[Start]
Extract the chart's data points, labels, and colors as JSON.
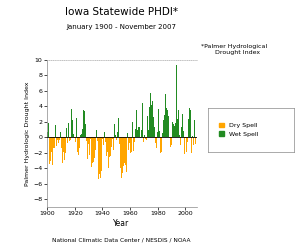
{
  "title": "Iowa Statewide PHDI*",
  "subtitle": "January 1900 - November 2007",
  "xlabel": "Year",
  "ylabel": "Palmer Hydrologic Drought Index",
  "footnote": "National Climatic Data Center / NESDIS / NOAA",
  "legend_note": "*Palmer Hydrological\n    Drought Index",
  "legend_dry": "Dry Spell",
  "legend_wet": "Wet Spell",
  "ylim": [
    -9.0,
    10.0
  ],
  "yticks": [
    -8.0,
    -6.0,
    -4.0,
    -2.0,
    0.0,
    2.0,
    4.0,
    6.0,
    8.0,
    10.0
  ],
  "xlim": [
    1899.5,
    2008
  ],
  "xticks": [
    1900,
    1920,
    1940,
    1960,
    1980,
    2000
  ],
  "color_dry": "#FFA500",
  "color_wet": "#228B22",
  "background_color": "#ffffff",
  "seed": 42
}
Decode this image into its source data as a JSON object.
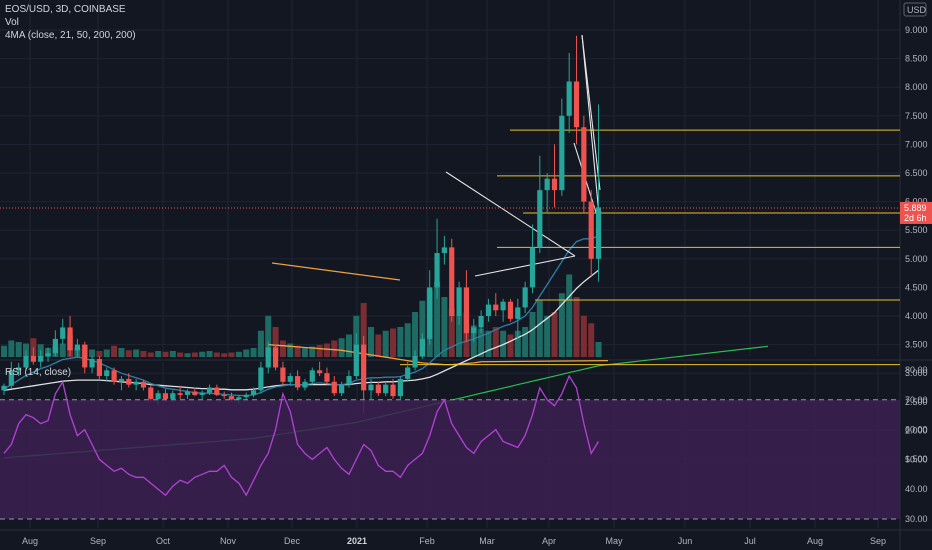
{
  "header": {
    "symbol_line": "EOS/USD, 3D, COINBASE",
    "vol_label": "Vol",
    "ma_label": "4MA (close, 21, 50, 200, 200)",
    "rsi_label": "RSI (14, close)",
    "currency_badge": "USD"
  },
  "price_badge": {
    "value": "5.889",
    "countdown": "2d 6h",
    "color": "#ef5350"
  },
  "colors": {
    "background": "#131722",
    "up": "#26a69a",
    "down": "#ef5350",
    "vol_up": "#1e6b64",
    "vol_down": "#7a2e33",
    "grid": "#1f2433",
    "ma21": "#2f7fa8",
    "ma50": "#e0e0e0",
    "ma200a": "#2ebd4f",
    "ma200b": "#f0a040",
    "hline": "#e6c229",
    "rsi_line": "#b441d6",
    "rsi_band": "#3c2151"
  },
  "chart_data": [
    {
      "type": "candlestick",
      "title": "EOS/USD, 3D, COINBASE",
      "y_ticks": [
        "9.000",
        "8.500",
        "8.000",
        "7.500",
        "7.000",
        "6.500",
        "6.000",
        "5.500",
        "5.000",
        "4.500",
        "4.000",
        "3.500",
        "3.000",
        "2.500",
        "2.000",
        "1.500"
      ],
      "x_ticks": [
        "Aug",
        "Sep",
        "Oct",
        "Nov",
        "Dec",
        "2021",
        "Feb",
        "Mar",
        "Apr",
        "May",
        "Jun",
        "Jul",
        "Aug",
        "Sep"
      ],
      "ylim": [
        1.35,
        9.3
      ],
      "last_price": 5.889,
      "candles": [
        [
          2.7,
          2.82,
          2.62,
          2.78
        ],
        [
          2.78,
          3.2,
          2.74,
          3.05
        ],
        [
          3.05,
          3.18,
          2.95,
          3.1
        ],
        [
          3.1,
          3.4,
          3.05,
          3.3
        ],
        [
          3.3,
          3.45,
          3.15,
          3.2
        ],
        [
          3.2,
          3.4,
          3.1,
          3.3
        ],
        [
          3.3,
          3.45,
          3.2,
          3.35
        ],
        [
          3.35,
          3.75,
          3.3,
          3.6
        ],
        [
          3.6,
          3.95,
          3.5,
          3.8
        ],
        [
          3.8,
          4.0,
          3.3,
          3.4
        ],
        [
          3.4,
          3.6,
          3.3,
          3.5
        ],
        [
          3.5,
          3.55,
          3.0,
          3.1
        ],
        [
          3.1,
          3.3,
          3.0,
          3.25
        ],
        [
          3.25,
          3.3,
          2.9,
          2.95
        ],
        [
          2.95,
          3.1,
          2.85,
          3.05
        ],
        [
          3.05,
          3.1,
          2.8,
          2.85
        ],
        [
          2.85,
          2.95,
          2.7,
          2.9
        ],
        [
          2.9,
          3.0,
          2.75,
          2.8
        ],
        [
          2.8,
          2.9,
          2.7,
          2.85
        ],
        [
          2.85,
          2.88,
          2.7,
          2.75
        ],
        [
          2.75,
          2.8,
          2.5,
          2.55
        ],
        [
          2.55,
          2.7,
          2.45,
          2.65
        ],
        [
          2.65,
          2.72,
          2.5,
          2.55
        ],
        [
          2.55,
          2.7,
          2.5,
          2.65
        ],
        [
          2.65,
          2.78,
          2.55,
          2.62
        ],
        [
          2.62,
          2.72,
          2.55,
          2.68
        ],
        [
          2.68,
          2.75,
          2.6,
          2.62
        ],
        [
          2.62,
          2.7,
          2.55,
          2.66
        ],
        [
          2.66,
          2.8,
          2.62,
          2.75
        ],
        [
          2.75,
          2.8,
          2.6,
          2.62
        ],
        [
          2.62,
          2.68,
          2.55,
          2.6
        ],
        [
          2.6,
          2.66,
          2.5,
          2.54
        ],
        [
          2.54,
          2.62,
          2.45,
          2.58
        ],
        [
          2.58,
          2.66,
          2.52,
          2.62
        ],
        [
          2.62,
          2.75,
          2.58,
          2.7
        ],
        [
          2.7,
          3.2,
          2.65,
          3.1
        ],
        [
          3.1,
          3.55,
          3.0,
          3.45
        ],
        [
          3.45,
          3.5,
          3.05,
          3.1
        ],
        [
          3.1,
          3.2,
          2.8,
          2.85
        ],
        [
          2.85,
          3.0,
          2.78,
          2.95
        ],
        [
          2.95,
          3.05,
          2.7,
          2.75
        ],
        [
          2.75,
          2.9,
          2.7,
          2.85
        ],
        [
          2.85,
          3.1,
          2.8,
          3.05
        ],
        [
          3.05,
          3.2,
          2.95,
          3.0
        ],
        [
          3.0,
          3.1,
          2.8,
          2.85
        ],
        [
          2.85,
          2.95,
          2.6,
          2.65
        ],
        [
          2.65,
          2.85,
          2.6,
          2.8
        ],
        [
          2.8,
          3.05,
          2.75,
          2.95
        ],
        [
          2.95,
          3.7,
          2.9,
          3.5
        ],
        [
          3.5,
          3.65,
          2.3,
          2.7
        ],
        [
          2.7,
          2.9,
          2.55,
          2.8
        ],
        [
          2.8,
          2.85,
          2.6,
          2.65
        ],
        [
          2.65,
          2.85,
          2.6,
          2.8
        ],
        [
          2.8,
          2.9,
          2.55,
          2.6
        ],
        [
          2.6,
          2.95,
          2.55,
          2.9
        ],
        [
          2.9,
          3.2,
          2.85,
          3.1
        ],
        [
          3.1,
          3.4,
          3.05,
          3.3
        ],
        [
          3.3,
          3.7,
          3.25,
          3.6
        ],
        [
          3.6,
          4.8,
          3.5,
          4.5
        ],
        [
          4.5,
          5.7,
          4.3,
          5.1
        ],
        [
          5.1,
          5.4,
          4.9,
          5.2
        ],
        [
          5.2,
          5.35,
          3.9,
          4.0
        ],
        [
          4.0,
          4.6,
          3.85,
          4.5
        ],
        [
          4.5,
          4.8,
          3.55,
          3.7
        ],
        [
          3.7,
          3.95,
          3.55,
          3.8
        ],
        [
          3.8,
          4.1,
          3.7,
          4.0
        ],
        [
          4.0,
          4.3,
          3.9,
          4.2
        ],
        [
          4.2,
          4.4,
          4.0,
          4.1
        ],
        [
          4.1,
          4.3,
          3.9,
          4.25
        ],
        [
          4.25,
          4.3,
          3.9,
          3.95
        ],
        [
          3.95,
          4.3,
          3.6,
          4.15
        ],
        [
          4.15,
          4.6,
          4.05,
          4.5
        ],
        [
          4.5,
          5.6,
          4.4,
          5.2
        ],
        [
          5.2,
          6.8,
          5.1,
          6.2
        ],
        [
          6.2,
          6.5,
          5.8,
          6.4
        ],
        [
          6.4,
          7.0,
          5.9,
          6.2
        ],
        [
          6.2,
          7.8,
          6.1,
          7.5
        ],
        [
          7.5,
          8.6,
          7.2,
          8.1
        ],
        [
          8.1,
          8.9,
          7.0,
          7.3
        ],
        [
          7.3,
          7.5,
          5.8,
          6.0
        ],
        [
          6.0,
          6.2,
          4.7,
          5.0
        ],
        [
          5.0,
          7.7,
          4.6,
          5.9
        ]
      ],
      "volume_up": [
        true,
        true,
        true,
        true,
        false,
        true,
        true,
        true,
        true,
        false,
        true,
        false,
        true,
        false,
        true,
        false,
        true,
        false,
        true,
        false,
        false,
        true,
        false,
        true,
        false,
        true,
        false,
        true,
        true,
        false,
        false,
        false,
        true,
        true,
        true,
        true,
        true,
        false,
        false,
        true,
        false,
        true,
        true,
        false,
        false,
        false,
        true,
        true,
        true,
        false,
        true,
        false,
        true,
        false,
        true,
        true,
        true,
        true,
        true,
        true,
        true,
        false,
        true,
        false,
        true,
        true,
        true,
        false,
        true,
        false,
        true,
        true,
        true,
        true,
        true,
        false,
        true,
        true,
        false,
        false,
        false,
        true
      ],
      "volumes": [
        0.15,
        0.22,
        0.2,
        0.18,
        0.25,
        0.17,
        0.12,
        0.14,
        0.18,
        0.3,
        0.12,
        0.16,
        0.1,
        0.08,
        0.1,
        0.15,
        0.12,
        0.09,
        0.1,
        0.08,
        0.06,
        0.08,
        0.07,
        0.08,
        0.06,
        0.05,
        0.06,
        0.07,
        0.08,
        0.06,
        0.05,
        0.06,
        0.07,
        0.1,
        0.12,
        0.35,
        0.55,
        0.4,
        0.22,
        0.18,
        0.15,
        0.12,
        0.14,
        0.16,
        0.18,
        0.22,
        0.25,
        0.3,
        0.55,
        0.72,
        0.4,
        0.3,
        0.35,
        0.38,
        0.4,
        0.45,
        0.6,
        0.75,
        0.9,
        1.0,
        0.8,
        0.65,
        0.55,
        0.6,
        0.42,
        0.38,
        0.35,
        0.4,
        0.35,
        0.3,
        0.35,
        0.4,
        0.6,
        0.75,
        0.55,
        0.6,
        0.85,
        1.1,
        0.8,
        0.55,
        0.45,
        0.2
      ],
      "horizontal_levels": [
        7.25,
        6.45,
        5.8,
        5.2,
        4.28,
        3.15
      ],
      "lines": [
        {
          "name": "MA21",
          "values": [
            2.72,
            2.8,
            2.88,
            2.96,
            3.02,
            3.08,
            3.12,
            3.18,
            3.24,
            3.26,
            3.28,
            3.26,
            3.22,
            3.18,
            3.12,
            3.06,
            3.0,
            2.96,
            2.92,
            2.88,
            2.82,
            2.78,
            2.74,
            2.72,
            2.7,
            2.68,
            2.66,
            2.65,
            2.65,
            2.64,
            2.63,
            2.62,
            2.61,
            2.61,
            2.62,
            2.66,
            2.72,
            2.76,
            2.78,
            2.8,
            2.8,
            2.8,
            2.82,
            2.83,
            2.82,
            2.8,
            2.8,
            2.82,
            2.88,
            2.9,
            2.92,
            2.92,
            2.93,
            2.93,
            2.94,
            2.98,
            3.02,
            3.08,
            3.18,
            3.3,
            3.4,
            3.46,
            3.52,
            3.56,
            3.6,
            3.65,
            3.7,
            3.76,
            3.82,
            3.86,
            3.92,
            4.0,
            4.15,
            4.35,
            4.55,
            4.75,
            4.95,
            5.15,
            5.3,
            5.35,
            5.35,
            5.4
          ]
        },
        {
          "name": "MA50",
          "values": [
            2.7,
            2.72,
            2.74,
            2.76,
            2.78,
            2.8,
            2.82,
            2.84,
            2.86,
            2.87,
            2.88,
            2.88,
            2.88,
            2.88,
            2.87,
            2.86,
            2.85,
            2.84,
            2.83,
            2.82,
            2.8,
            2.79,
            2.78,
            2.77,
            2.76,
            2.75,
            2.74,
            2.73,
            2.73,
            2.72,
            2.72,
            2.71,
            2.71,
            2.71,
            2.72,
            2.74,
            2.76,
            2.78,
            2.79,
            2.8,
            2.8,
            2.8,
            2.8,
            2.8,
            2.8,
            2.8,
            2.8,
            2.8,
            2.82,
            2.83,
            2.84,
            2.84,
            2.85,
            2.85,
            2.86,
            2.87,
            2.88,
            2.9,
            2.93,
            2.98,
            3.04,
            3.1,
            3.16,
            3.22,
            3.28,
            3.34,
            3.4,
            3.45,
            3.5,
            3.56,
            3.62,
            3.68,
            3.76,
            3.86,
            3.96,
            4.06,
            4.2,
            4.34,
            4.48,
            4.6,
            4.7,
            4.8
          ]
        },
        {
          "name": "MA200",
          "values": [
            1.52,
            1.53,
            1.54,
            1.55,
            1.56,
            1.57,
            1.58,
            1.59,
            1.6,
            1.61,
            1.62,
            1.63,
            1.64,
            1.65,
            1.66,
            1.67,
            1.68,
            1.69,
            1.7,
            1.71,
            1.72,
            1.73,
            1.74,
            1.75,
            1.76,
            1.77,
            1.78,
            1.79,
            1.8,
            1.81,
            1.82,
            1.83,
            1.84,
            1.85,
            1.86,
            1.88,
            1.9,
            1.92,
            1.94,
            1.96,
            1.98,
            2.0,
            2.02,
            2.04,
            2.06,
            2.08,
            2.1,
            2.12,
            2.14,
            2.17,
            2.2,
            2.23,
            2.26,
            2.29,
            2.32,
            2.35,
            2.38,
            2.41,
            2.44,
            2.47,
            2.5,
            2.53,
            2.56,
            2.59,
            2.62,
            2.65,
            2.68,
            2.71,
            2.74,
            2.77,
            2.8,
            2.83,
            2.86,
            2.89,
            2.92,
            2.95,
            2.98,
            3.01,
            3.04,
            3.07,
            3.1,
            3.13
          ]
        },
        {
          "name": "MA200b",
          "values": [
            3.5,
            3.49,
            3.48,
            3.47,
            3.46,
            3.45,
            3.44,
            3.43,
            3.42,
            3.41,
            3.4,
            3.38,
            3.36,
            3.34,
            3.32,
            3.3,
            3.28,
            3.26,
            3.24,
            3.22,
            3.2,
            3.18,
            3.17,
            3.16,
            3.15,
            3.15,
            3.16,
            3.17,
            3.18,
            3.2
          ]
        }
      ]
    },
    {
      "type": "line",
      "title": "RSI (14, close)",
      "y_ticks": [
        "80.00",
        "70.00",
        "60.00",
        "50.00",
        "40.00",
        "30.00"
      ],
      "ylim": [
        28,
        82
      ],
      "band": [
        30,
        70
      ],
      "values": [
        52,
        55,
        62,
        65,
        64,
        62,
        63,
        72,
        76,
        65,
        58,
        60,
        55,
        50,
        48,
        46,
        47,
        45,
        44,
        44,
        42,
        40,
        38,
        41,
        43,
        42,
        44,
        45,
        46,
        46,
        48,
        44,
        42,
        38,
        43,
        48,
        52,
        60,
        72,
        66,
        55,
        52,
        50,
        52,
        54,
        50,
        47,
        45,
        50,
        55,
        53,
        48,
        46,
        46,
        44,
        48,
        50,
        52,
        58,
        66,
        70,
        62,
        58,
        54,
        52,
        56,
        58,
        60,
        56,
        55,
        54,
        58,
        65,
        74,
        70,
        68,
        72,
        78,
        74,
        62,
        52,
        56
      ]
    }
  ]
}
[End]
Task to complete:
Find "COINBASE". Copy every line it occurs in.

Final result:
    "symbol_line": "EOS/USD, 3D, COINBASE",
      "title": "EOS/USD, 3D, COINBASE",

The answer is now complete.